## Exercise requirements
Determine the number of lines in the data that include the word "Accumulated", and write only that number.

[Saved data entries]
────────────────

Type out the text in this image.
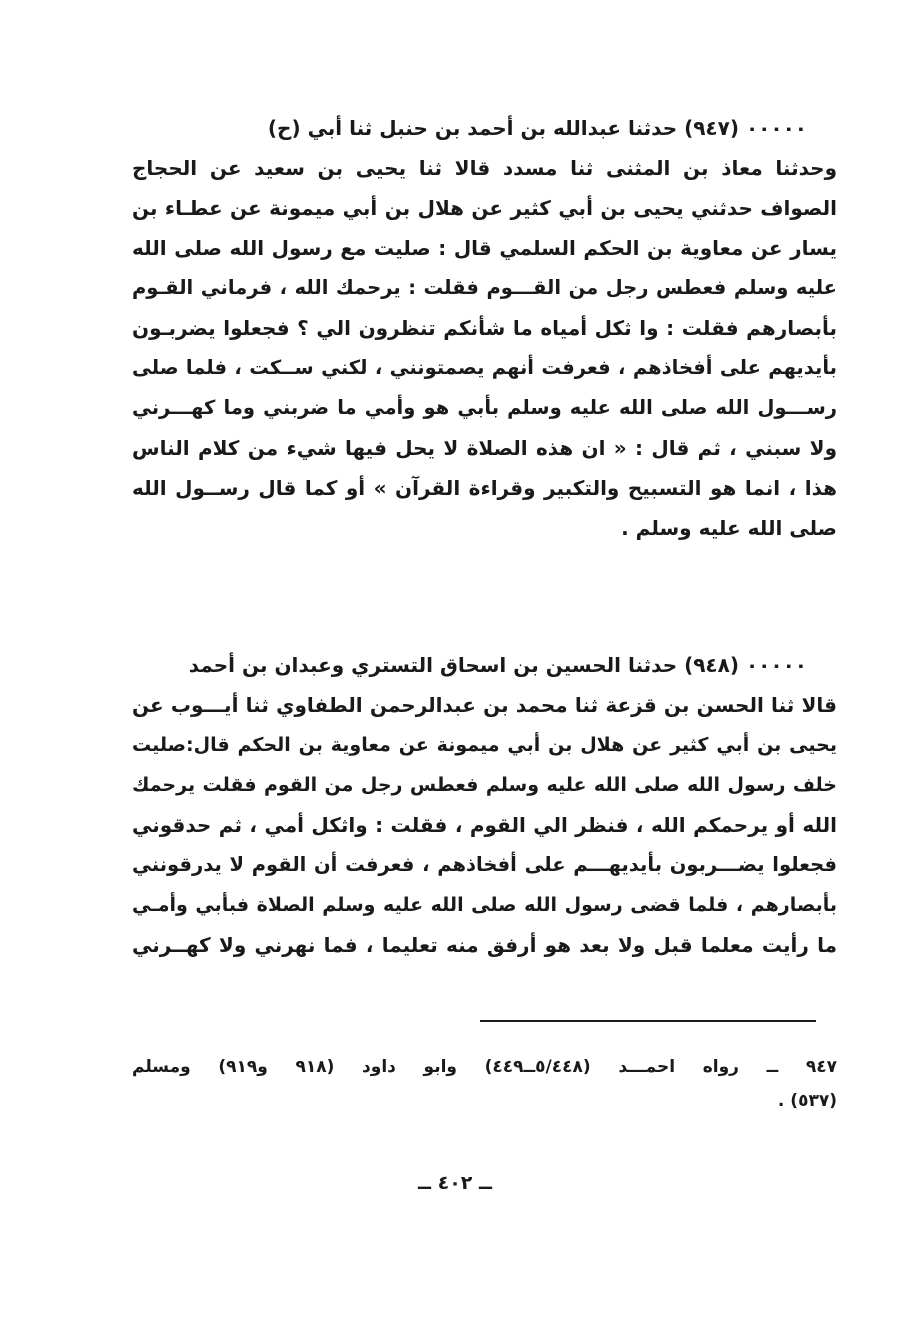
٠٠٠٠٠ (٩٤٧) حدثنا عبدالله بن أحمد بن حنبل ثنا أبي (ح)
وحدثنا معاذ بن المثنى ثنا مسدد قالا ثنا يحيى بن سعيد عن الحجاج
الصواف حدثني يحيى بن أبي كثير عن هلال بن أبي ميمونة عن عطـاء بن
يسار عن معاوية بن الحكم السلمي قال : صليت مع رسول الله صلى الله
عليه وسلم فعطس رجل من القـــوم فقلت : يرحمك الله ، فرماني القـوم
بأبصارهم فقلت : وا ثكل أمياه ما شأنكم تنظرون الي ؟ فجعلوا يضربـون
بأيديهم على أفخاذهم ، فعرفت أنهم يصمتونني ، لكني ســكت ، فلما صلى
رســـول الله صلى الله عليه وسلم بأبي هو وأمي ما ضربني وما كهـــرني
ولا سبني ، ثم قال : « ان هذه الصلاة لا يحل فيها شيء من كلام الناس
هذا ، انما هو التسبيح والتكبير وقراءة القرآن » أو كما قال رســول الله
صلى الله عليه وسلم .
٠٠٠٠٠ (٩٤٨) حدثنا الحسين بن اسحاق التستري وعبدان بن أحمد
قالا ثنا الحسن بن قزعة ثنا محمد بن عبدالرحمن الطفاوي ثنا أيـــوب عن
يحيى بن أبي كثير عن هلال بن أبي ميمونة عن معاوية بن الحكم قال:صليت
خلف رسول الله صلى الله عليه وسلم فعطس رجل من القوم فقلت يرحمك
الله أو يرحمكم الله ، فنظر الي القوم ، فقلت : واثكل أمي ، ثم حدقوني
فجعلوا يضـــربون بأيديهـــم على أفخاذهم ، فعرفت أن القوم لا يدرقونني
بأبصارهم ، فلما قضى رسول الله صلى الله عليه وسلم الصلاة فبأبي وأمـي
ما رأيت معلما قبل ولا بعد هو أرفق منه تعليما ، فما نهرني ولا كهــرني
٩٤٧ ــ رواه احمـــد (٥/٤٤٨ــ٤٤٩) وابو داود (٩١٨ و٩١٩) ومسلم
(٥٣٧) .
ــ ٤٠٢ ــ
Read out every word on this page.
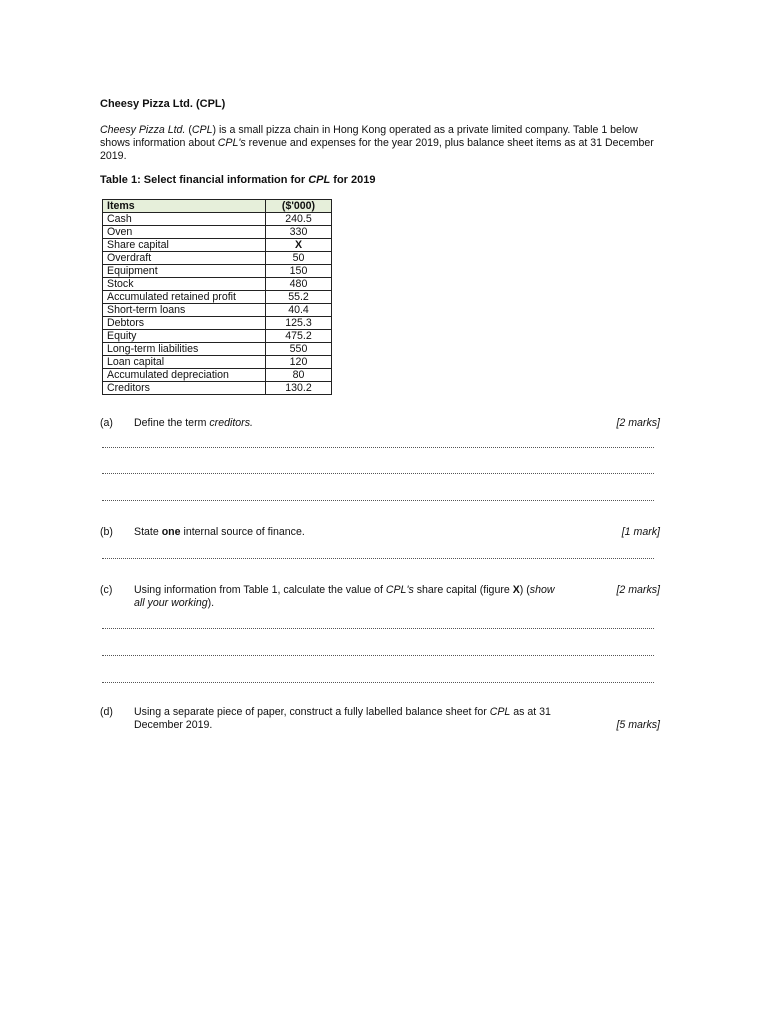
Cheesy Pizza Ltd. (CPL)
Cheesy Pizza Ltd. (CPL) is a small pizza chain in Hong Kong operated as a private limited company. Table 1 below shows information about CPL's revenue and expenses for the year 2019, plus balance sheet items as at 31 December 2019.
Table 1: Select financial information for CPL for 2019
Items	($'000)
Cash	240.5
Oven	330
Share capital	X
Overdraft	50
Equipment	150
Stock	480
Accumulated retained profit	55.2
Short-term loans	40.4
Debtors	125.3
Equity	475.2
Long-term liabilities	550
Loan capital	120
Accumulated depreciation	80
Creditors	130.2
(a) Define the term creditors.	[2 marks]
(b) State one internal source of finance.	[1 mark]
(c) Using information from Table 1, calculate the value of CPL's share capital (figure X) (show
all your working).
[2 marks]
(d) Using a separate piece of paper, construct a fully labelled balance sheet for CPL as at 31
December 2019.	[5 marks]
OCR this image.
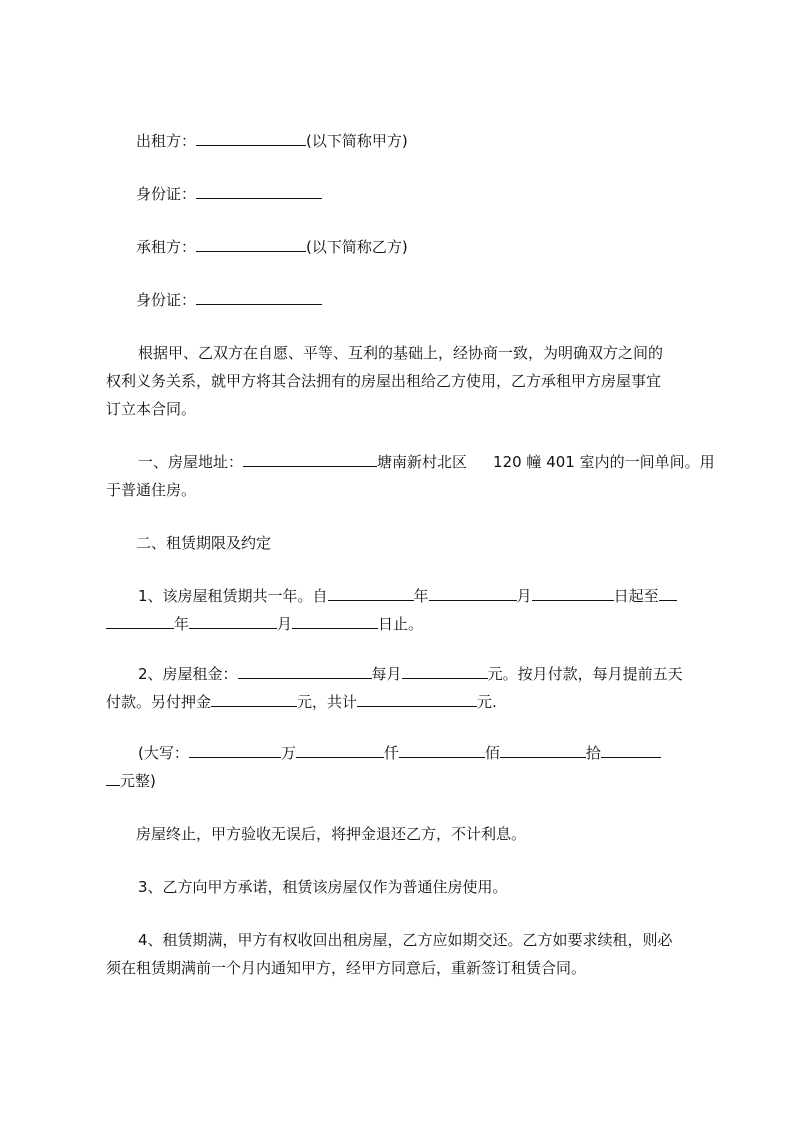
出租方：	(以下简称甲方)
身份证：
承租方：	(以下简称乙方)
身份证：
根据甲、乙双方在自愿、平等、互利的基础上，经协商一致，为明确双方之间的
权利义务关系，就甲方将其合法拥有的房屋出租给乙方使用，乙方承租甲方房屋事宜
订立本合同。
一、房屋地址：	塘南新村北区 120 幢 401 室内的一间单间。用
于普通住房。
二、租赁期限及约定
1、该房屋租赁期共一年。自	年	月	日起至
年	月	日止。
2、房屋租金：	每月	元。按月付款，每月提前五天
付款。另付押金	元，共计	元.
(大写：	万	仟	佰	拾
元整)
房屋终止，甲方验收无误后，将押金退还乙方，不计利息。
3、乙方向甲方承诺，租赁该房屋仅作为普通住房使用。
4、租赁期满，甲方有权收回出租房屋，乙方应如期交还。乙方如要求续租，则必
须在租赁期满前一个月内通知甲方，经甲方同意后，重新签订租赁合同。
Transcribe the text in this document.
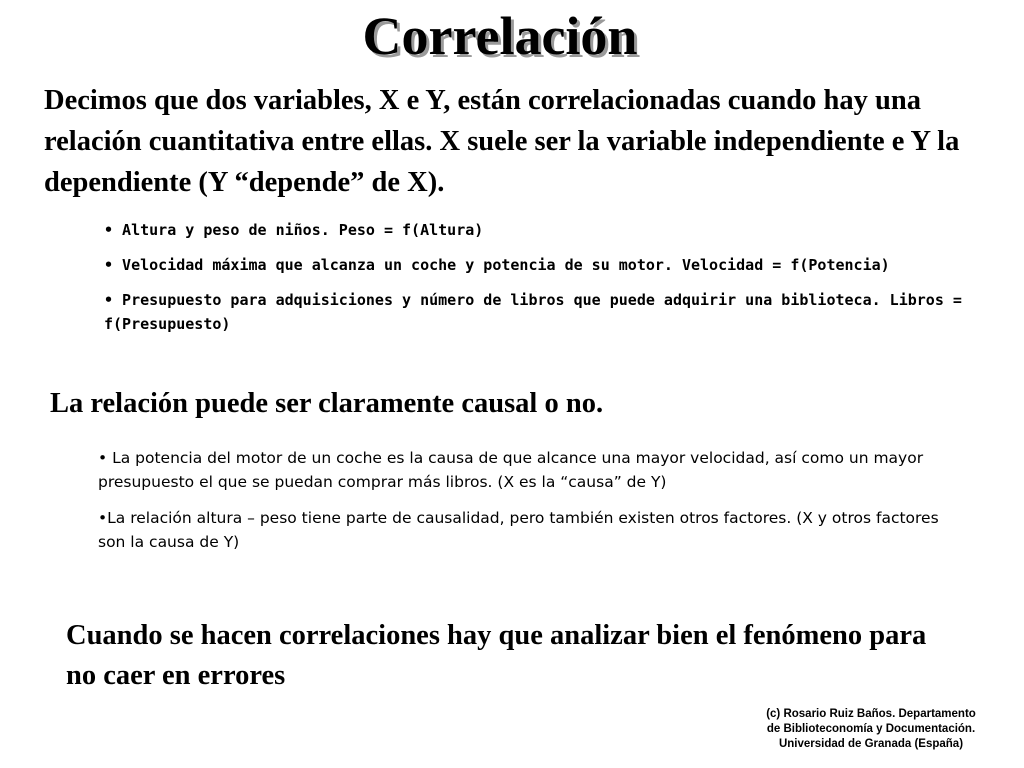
Correlación
Decimos que dos variables, X e Y, están correlacionadas cuando hay una relación cuantitativa entre ellas. X suele ser la variable independiente e Y la dependiente (Y “depende” de X).
• Altura y peso de niños. Peso = f(Altura)
• Velocidad máxima que alcanza un coche y potencia de su motor. Velocidad = f(Potencia)
• Presupuesto para adquisiciones y número de libros que puede adquirir una biblioteca. Libros = f(Presupuesto)
La relación puede ser claramente causal o no.
• La potencia del motor de un coche es la causa de que alcance una mayor velocidad, así como un mayor presupuesto el que se puedan comprar más libros. (X es la “causa” de Y)
•La relación altura – peso tiene parte de causalidad, pero también existen otros factores. (X y otros factores son la causa de Y)
Cuando se hacen correlaciones hay que analizar bien el fenómeno para no caer en errores
(c) Rosario Ruiz Baños. Departamento
de Biblioteconomía y Documentación.
Universidad de Granada (España)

────────────────

## Result of the task
2